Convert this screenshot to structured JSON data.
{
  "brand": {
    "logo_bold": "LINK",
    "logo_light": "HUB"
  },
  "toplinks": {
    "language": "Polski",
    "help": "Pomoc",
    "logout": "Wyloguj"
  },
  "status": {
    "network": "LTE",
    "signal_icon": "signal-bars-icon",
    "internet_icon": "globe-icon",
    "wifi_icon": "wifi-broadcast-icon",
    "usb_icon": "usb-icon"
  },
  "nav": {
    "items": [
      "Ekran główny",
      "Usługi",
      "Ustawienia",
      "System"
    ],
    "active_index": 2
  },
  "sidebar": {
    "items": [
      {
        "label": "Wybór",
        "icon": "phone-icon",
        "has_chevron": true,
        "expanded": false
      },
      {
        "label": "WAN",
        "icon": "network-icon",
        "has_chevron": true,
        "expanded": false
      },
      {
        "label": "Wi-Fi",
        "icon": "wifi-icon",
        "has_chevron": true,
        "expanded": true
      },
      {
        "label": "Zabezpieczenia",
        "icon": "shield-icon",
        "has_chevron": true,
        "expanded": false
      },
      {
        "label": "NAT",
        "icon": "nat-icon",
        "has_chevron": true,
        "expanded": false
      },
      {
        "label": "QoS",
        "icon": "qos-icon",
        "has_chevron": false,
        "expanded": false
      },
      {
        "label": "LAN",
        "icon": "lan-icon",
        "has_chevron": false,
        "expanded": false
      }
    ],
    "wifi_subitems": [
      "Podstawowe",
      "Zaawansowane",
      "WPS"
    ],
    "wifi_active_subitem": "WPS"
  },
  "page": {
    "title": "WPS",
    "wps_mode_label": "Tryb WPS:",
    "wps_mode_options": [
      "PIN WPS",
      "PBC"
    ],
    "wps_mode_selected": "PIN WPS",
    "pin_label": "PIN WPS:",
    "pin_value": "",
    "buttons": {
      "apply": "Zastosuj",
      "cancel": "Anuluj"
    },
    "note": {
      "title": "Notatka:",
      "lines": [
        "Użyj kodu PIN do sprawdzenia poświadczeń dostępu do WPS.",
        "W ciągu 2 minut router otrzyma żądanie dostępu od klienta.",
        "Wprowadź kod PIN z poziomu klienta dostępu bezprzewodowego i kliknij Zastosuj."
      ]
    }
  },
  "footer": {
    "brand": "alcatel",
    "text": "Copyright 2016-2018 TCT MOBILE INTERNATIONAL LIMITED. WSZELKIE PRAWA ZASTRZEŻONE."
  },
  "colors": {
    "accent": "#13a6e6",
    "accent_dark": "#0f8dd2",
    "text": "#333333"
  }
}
* * * *
→ Requirement
Output all of the material, please, exactly as it stands.

→ Written response
Convert this screenshot to structured JSON data.
{
  "brand": {
    "logo_bold": "LINK",
    "logo_light": "HUB"
  },
  "toplinks": {
    "language": "Polski",
    "help": "Pomoc",
    "logout": "Wyloguj"
  },
  "status": {
    "network": "LTE",
    "signal_icon": "signal-bars-icon",
    "internet_icon": "globe-icon",
    "wifi_icon": "wifi-broadcast-icon",
    "usb_icon": "usb-icon"
  },
  "nav": {
    "items": [
      "Ekran główny",
      "Usługi",
      "Ustawienia",
      "System"
    ],
    "active_index": 2
  },
  "sidebar": {
    "items": [
      {
        "label": "Wybór",
        "icon": "phone-icon",
        "has_chevron": true,
        "expanded": false
      },
      {
        "label": "WAN",
        "icon": "network-icon",
        "has_chevron": true,
        "expanded": false
      },
      {
        "label": "Wi-Fi",
        "icon": "wifi-icon",
        "has_chevron": true,
        "expanded": true
      },
      {
        "label": "Zabezpieczenia",
        "icon": "shield-icon",
        "has_chevron": true,
        "expanded": false
      },
      {
        "label": "NAT",
        "icon": "nat-icon",
        "has_chevron": true,
        "expanded": false
      },
      {
        "label": "QoS",
        "icon": "qos-icon",
        "has_chevron": false,
        "expanded": false
      },
      {
        "label": "LAN",
        "icon": "lan-icon",
        "has_chevron": false,
        "expanded": false
      }
    ],
    "wifi_subitems": [
      "Podstawowe",
      "Zaawansowane",
      "WPS"
    ],
    "wifi_active_subitem": "WPS"
  },
  "page": {
    "title": "WPS",
    "wps_mode_label": "Tryb WPS:",
    "wps_mode_options": [
      "PIN WPS",
      "PBC"
    ],
    "wps_mode_selected": "PIN WPS",
    "pin_label": "PIN WPS:",
    "pin_value": "",
    "buttons": {
      "apply": "Zastosuj",
      "cancel": "Anuluj"
    },
    "note": {
      "title": "Notatka:",
      "lines": [
        "Użyj kodu PIN do sprawdzenia poświadczeń dostępu do WPS.",
        "W ciągu 2 minut router otrzyma żądanie dostępu od klienta.",
        "Wprowadź kod PIN z poziomu klienta dostępu bezprzewodowego i kliknij Zastosuj."
      ]
    }
  },
  "footer": {
    "brand": "alcatel",
    "text": "Copyright 2016-2018 TCT MOBILE INTERNATIONAL LIMITED. WSZELKIE PRAWA ZASTRZEŻONE."
  },
  "colors": {
    "accent": "#13a6e6",
    "accent_dark": "#0f8dd2",
    "text": "#333333"
  }
}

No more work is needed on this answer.